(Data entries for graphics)
# # # #

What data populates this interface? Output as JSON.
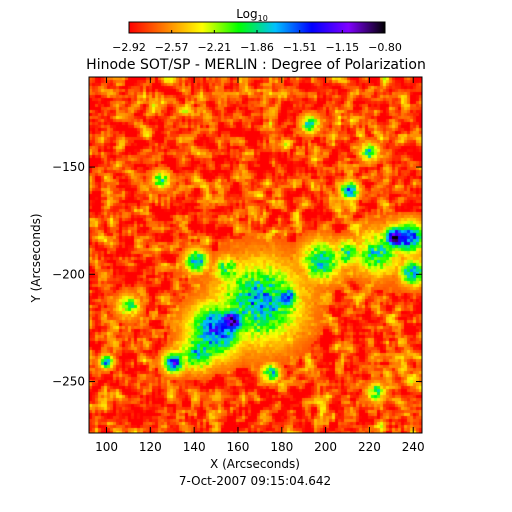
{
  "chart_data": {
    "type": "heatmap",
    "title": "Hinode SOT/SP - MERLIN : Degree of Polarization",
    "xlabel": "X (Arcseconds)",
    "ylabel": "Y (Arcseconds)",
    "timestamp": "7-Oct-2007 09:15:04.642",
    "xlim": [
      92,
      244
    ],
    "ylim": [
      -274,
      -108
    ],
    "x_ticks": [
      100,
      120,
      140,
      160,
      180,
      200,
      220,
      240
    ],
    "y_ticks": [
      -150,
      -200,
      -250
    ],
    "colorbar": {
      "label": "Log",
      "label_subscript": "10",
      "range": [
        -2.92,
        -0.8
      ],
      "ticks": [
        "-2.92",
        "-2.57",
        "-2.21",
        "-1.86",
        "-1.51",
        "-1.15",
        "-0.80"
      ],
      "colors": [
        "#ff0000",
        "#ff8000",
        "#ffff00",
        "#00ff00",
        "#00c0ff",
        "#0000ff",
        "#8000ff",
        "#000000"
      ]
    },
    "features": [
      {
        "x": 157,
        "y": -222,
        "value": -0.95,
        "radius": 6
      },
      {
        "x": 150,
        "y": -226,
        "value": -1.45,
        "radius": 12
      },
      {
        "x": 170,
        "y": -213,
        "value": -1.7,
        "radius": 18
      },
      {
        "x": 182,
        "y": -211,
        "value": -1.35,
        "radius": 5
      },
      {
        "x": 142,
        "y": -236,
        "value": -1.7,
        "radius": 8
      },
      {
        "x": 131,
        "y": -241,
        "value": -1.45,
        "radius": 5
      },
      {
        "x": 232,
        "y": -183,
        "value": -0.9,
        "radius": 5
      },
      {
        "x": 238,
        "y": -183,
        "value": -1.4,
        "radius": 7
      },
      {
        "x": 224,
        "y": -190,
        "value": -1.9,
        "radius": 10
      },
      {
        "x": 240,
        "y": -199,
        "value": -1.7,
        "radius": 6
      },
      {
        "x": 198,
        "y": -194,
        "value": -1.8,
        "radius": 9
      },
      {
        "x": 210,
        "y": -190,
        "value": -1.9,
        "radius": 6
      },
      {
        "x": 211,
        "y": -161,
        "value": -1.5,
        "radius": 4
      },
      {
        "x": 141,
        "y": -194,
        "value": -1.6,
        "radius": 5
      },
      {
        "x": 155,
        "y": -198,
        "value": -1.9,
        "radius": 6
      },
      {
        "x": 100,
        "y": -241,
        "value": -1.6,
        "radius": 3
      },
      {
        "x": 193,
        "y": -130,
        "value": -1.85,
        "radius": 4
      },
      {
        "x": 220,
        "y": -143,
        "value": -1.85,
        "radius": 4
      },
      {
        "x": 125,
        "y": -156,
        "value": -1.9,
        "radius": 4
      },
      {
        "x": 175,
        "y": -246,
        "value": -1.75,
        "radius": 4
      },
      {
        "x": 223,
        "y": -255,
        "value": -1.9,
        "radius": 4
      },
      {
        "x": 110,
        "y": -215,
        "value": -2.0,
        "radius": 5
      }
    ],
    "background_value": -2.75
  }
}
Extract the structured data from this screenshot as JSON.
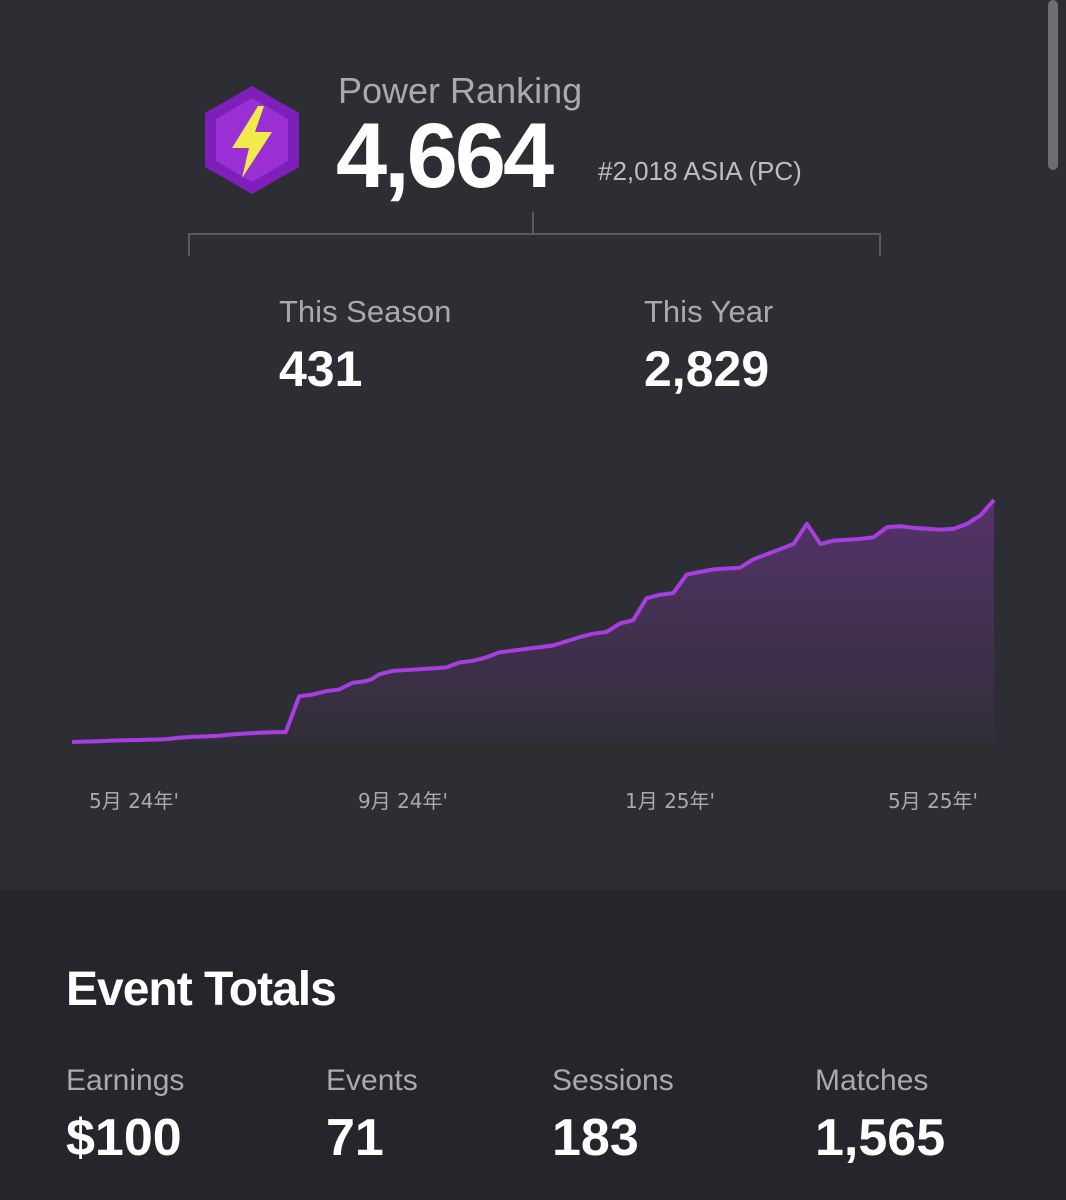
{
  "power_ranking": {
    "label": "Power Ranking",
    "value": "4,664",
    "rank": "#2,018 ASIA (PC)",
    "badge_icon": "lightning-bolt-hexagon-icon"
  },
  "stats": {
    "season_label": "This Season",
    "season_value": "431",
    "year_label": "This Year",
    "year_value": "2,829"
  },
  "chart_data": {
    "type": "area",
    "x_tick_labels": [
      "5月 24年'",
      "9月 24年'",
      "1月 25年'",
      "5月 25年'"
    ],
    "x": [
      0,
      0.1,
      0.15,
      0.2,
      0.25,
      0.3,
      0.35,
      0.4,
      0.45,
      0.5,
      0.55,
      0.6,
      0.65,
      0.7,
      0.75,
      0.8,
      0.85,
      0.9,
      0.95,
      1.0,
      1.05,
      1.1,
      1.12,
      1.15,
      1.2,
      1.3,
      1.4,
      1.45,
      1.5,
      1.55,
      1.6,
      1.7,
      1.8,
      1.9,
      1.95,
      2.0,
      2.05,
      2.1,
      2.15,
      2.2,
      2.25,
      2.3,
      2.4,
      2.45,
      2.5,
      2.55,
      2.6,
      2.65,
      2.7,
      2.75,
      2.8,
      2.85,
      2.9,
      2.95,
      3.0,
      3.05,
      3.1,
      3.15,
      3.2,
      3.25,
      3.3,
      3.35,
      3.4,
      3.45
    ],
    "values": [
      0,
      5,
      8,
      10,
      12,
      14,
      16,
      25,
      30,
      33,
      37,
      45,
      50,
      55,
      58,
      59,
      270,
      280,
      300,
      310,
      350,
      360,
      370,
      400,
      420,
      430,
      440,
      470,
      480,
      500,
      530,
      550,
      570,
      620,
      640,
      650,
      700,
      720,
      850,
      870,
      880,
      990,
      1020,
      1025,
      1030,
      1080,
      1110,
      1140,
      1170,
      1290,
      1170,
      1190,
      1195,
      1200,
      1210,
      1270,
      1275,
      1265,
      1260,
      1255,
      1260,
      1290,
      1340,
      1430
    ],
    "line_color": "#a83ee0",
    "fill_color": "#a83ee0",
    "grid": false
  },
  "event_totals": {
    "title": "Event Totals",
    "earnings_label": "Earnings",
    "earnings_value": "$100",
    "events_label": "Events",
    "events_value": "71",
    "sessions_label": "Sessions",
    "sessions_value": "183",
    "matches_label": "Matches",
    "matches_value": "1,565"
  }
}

# # # #

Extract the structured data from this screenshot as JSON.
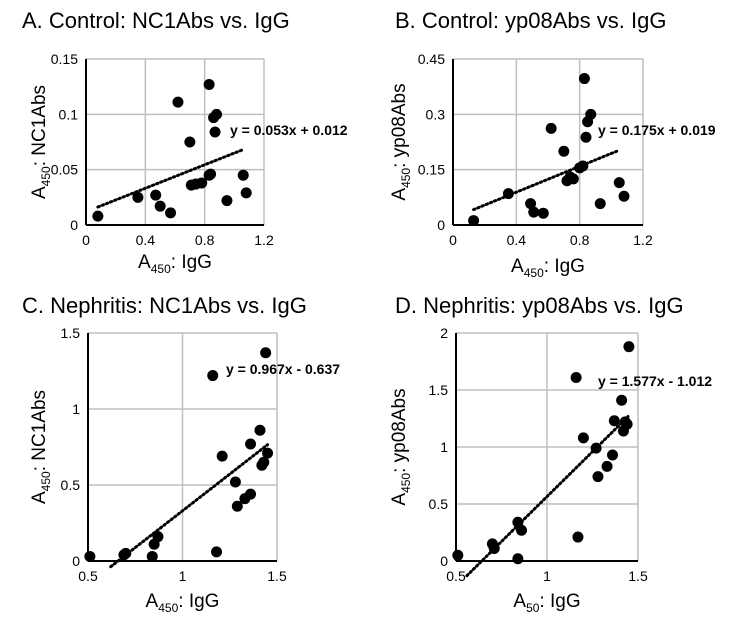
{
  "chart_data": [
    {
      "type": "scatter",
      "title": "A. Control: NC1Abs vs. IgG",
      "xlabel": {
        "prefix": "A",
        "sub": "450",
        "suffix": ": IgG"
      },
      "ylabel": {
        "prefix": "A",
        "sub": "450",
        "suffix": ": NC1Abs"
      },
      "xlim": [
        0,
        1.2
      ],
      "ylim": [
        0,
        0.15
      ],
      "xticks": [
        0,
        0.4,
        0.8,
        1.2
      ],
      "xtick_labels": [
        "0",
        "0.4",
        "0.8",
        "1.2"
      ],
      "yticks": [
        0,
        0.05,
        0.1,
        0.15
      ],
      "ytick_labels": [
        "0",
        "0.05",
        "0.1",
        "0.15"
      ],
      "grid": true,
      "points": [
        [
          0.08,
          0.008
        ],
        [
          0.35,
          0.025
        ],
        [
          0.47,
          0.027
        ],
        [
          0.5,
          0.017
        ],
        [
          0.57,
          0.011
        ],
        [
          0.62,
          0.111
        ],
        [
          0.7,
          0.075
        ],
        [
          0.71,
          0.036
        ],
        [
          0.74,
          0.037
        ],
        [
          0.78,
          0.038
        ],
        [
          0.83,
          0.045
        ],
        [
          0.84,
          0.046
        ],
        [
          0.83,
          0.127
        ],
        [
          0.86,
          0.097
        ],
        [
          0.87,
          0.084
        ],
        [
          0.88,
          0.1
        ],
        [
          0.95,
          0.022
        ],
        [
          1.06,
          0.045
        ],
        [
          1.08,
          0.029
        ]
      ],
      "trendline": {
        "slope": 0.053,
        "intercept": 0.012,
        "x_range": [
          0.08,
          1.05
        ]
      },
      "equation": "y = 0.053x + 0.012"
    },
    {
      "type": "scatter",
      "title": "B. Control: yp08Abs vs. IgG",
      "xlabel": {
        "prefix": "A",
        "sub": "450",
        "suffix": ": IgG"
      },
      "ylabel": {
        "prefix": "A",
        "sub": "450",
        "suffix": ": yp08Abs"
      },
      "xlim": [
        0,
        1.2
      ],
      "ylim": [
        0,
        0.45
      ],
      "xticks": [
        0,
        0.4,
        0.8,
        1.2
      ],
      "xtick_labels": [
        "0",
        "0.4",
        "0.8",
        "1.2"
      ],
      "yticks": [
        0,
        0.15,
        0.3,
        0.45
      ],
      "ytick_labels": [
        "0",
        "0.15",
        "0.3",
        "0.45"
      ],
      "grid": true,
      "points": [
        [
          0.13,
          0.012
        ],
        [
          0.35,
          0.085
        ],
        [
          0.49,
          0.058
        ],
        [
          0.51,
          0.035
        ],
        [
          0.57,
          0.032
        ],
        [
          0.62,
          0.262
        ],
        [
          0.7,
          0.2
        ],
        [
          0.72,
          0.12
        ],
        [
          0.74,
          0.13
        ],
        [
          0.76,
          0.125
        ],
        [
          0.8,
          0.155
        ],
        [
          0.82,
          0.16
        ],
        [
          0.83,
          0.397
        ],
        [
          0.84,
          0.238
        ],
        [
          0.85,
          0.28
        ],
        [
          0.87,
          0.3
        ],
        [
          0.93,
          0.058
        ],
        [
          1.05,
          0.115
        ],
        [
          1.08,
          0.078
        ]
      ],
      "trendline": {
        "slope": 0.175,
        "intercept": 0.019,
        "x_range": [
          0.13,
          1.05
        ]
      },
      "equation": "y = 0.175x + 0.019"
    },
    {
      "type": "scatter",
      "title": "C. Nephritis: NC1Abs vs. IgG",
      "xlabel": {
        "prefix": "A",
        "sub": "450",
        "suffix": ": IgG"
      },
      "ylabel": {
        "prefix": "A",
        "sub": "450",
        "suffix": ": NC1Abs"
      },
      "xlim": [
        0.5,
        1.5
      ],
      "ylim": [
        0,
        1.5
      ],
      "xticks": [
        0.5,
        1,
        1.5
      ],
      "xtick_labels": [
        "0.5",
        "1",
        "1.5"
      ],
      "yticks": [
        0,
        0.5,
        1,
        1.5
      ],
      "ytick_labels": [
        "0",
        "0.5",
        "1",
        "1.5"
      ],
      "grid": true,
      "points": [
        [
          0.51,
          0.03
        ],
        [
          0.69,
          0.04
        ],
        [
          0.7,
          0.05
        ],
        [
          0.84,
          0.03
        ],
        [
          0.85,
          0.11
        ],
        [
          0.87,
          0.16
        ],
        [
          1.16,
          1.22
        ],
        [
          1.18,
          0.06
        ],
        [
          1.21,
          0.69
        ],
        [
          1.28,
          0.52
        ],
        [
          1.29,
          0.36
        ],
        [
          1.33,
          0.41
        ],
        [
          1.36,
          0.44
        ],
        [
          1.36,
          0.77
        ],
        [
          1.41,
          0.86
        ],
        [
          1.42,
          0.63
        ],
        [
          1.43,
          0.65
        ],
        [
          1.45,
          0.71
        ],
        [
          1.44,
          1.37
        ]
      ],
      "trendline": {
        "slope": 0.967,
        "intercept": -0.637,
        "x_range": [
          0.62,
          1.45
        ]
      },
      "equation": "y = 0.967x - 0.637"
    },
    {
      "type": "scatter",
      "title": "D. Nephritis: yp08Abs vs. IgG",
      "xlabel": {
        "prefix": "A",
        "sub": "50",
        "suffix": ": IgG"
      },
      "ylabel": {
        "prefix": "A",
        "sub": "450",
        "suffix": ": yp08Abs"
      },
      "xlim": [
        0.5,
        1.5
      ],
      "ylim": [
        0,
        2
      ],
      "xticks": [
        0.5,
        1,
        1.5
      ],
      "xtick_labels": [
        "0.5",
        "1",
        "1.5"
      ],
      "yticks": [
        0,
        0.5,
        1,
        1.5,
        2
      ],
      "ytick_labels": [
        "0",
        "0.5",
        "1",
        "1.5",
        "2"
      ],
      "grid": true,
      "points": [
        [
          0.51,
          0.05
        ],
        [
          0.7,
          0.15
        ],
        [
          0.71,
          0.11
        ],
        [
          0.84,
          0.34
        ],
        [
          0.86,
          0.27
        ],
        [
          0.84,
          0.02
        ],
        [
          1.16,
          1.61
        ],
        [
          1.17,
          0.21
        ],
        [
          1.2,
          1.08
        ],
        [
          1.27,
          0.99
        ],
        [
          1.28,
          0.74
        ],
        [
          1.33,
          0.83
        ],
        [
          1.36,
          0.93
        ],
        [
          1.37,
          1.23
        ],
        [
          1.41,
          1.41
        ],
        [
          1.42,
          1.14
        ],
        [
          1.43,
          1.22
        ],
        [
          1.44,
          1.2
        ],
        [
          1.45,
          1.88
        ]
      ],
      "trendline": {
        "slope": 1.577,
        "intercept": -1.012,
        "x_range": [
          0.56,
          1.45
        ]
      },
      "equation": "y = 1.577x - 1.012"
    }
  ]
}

# # # #

▸ INSTRUCTIONS TO FOLLOW
Which lines hold the word "slope"? Copy every one of them.

▸ ANSWER IN FULL
        "slope": 0.053,
        "slope": 0.175,
        "slope": 0.967,
        "slope": 1.577,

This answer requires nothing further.